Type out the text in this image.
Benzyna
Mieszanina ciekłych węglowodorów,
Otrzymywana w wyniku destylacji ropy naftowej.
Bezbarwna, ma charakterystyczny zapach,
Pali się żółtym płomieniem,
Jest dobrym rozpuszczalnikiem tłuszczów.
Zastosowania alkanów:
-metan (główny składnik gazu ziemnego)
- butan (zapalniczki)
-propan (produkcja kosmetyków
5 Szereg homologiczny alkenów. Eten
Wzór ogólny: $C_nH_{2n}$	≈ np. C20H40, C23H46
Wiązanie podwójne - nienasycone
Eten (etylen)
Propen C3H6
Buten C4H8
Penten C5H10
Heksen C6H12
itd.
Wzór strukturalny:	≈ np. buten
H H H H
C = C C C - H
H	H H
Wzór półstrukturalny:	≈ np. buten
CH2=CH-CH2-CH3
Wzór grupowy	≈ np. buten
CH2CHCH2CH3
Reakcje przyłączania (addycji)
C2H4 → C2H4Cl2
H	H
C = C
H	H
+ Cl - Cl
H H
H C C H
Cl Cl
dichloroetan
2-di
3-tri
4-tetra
=====
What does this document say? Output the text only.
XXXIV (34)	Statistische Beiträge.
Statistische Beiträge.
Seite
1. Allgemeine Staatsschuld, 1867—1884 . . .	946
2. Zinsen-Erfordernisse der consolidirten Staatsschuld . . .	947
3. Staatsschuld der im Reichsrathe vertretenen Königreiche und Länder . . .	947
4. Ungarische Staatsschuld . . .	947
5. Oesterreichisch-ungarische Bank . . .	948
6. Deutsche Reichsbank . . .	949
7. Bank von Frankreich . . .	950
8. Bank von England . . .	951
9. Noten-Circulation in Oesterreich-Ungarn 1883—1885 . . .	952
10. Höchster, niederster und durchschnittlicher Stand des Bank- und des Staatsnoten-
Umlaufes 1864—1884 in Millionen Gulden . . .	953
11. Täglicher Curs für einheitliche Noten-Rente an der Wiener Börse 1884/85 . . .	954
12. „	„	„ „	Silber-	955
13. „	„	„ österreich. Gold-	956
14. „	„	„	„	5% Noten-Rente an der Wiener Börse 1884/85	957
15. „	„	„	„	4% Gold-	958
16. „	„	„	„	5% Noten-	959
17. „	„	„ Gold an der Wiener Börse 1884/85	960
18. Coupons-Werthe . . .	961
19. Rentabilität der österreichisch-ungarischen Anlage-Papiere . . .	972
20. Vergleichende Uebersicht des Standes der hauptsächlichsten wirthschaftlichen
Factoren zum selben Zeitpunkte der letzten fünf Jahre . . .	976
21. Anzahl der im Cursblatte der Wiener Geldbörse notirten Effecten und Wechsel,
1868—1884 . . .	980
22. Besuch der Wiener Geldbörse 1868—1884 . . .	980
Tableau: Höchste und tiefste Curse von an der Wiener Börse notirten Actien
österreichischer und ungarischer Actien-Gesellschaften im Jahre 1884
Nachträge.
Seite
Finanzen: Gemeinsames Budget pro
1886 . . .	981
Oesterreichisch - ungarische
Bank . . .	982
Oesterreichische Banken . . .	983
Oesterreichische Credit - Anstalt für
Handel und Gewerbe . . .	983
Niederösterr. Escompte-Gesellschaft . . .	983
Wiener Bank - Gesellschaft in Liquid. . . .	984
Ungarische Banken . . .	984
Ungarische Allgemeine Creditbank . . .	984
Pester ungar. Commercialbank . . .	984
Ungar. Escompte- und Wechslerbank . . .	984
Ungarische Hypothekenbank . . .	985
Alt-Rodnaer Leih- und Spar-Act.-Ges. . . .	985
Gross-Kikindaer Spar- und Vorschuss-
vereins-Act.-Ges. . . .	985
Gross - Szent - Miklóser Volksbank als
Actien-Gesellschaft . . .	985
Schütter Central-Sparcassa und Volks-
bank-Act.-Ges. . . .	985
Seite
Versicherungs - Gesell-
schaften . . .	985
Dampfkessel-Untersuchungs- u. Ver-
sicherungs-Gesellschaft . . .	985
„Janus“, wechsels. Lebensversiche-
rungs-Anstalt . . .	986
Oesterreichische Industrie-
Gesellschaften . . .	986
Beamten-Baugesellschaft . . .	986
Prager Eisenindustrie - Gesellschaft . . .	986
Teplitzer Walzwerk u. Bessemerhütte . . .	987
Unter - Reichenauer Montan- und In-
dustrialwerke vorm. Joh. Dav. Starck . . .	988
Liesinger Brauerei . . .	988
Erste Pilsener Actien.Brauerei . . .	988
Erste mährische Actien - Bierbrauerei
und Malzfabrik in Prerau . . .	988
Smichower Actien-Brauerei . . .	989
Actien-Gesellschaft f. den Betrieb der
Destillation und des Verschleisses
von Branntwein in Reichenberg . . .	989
=====
■ What to do ■
Report how many lines of the data hold the string "Statistische"; give only the number.

■ Exercise solution ■
2